List all lines of the data containing the word "sequencing".

Start of RECORDS SHOWN

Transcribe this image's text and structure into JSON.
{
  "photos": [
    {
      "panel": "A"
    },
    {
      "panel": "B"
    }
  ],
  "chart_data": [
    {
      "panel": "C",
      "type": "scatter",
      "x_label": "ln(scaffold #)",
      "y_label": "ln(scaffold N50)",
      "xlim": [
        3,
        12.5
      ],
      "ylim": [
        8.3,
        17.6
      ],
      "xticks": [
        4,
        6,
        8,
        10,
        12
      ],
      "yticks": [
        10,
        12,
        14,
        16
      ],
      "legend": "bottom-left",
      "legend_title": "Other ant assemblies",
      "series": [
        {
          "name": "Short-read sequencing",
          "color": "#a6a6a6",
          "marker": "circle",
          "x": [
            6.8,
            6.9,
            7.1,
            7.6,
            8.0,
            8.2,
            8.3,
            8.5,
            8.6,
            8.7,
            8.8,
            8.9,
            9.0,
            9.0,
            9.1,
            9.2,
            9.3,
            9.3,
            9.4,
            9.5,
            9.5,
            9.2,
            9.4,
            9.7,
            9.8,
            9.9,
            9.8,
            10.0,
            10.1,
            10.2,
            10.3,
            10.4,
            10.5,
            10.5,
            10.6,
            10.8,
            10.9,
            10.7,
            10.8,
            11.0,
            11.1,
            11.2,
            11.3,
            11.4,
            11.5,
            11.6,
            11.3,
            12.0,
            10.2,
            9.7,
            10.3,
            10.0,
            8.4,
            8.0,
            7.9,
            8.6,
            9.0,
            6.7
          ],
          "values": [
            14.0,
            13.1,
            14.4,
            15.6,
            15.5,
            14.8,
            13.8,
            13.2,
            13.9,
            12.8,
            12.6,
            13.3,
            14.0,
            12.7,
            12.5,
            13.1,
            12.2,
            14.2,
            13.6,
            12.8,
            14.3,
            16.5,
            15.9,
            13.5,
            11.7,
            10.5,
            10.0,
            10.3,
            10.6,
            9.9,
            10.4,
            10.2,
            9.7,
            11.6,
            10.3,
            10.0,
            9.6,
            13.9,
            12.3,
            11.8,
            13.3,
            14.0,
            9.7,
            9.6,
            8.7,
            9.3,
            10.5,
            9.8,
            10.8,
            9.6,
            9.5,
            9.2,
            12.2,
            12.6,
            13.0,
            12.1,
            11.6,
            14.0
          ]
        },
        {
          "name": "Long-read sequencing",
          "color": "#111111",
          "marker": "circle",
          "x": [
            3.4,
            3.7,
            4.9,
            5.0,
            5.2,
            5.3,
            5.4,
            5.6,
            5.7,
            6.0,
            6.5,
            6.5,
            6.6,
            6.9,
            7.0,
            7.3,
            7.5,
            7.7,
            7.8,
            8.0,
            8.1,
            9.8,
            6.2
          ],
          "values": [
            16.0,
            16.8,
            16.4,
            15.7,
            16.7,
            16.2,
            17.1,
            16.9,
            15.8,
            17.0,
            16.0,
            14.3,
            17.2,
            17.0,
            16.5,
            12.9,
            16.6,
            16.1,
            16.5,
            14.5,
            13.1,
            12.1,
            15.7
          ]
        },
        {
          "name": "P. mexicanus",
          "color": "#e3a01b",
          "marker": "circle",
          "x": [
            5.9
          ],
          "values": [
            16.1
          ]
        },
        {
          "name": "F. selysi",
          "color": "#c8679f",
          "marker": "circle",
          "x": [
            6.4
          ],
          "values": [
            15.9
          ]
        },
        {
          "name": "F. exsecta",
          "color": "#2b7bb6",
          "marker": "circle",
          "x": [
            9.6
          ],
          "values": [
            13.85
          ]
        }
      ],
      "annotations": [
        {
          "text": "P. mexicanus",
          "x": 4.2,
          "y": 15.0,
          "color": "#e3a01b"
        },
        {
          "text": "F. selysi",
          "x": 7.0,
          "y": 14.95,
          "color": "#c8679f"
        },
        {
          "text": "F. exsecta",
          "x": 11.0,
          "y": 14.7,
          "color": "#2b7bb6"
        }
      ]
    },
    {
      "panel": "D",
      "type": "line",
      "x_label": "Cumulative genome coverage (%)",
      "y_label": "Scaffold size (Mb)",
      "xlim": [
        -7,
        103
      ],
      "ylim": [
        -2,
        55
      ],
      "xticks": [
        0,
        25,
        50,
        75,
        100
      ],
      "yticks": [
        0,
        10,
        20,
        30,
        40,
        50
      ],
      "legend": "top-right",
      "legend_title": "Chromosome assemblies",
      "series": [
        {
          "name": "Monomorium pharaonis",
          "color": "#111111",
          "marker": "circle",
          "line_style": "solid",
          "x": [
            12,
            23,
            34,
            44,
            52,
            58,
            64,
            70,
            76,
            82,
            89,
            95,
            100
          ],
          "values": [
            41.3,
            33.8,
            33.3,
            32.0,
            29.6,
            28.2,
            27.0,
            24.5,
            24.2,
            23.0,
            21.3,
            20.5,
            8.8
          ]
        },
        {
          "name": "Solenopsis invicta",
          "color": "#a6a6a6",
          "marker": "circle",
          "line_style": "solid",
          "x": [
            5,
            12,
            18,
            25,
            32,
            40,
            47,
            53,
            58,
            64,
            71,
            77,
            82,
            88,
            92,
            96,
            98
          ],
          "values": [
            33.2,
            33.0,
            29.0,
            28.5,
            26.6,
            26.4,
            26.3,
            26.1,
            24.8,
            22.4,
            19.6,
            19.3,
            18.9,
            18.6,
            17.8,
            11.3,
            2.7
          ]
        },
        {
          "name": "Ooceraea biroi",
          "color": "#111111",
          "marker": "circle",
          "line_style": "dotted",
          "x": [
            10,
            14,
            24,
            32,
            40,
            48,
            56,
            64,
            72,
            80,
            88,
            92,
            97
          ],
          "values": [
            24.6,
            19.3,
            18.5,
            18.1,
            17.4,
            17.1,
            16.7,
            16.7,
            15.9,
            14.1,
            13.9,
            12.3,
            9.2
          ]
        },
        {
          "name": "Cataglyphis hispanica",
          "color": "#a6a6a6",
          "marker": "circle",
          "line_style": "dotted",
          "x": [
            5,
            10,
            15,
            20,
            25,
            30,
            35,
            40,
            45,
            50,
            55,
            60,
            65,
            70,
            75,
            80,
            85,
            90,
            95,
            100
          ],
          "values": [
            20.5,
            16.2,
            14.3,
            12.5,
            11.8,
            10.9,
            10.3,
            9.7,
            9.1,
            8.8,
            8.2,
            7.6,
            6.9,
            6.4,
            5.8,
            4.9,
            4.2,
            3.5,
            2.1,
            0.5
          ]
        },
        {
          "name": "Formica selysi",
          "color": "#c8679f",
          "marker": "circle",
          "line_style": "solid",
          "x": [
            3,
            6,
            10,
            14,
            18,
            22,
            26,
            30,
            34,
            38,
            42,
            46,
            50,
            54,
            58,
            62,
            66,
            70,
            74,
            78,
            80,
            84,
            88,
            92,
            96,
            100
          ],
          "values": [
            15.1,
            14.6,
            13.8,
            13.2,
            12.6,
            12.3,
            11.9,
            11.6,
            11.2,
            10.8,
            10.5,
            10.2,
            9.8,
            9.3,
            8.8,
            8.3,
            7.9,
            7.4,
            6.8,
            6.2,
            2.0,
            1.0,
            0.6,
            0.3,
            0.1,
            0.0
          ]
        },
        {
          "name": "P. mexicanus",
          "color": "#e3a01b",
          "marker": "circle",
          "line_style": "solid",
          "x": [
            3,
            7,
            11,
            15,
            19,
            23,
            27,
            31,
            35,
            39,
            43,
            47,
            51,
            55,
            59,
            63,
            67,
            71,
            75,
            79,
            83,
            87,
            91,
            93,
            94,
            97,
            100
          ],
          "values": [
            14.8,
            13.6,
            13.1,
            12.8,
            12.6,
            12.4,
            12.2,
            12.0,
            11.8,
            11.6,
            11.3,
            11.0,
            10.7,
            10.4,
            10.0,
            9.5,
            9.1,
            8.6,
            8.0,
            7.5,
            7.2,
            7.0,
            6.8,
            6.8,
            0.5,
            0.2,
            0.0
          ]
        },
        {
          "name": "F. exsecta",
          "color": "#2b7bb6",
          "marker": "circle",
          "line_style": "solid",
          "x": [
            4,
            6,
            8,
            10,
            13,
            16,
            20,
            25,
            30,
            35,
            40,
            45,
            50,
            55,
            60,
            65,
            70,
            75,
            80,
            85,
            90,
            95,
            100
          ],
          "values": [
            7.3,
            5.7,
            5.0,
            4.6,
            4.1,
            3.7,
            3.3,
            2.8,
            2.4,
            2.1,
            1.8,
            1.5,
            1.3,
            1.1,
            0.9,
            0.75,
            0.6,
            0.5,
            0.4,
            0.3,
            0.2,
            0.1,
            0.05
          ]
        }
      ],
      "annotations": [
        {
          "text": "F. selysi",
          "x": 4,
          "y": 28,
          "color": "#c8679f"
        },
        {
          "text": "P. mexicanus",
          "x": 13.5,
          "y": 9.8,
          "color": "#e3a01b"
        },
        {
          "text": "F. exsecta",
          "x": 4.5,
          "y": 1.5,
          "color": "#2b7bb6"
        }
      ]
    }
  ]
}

End of RECORDS SHOWN

> [EXERCISE RESULT]
          "name": "Short-read sequencing",
          "name": "Long-read sequencing",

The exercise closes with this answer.